**Entries shown**
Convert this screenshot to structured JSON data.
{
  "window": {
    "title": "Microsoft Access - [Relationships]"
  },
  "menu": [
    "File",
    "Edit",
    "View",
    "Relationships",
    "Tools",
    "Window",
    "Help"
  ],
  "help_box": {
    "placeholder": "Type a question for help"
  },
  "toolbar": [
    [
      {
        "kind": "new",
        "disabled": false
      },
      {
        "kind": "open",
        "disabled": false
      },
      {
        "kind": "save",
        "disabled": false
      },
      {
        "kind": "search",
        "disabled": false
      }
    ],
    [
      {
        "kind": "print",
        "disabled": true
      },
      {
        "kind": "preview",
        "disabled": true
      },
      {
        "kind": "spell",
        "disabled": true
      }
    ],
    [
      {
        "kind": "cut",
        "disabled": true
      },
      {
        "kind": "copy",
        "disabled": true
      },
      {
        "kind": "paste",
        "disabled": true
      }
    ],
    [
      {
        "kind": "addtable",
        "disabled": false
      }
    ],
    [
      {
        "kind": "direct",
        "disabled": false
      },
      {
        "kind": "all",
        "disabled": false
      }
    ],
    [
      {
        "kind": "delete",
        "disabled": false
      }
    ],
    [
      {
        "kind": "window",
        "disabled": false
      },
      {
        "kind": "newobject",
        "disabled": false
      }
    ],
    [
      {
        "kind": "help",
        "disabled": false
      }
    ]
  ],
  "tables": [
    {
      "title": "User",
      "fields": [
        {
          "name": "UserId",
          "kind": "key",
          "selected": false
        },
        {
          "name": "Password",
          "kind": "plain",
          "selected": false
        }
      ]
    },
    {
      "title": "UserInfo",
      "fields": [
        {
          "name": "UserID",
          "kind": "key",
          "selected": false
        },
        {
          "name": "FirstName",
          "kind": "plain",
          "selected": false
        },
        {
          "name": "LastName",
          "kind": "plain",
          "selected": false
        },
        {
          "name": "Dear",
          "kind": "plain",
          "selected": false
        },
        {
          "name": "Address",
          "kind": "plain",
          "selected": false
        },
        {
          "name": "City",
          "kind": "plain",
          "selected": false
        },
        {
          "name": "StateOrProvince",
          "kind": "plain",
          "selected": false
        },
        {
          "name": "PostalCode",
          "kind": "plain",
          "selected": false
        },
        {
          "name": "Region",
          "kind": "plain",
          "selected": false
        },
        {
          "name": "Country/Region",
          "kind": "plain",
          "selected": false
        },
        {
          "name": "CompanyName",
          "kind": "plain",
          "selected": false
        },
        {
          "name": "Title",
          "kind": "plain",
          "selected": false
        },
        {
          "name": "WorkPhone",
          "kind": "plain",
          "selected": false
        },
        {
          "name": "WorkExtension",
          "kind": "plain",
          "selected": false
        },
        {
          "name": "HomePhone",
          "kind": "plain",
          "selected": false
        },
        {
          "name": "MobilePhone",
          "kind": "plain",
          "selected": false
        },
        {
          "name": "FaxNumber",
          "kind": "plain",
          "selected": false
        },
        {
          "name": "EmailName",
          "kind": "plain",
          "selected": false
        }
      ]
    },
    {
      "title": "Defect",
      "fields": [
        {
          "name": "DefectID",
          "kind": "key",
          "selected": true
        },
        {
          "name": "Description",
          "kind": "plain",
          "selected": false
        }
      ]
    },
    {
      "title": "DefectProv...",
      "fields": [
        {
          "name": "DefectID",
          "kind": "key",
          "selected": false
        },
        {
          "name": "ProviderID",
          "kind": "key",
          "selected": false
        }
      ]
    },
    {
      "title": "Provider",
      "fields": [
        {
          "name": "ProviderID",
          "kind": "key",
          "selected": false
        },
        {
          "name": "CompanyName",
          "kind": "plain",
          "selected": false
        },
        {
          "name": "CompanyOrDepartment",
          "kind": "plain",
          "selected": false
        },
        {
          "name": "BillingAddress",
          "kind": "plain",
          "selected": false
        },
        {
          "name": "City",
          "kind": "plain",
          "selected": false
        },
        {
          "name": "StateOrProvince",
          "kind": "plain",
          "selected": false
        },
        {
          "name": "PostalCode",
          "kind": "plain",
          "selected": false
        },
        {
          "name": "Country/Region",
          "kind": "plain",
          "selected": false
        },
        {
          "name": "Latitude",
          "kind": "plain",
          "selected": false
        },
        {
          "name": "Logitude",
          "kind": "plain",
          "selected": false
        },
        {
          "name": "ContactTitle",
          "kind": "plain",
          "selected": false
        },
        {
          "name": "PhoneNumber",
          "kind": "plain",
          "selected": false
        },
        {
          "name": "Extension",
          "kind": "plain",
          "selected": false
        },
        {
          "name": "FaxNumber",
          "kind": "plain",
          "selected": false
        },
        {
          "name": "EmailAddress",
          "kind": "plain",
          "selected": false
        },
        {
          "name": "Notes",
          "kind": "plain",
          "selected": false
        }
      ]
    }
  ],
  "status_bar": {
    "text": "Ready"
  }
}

**Brief**
Tally up how many lines in the preceding listing contain the word "Relationships". Give nothing but the number.

**Written reply**
2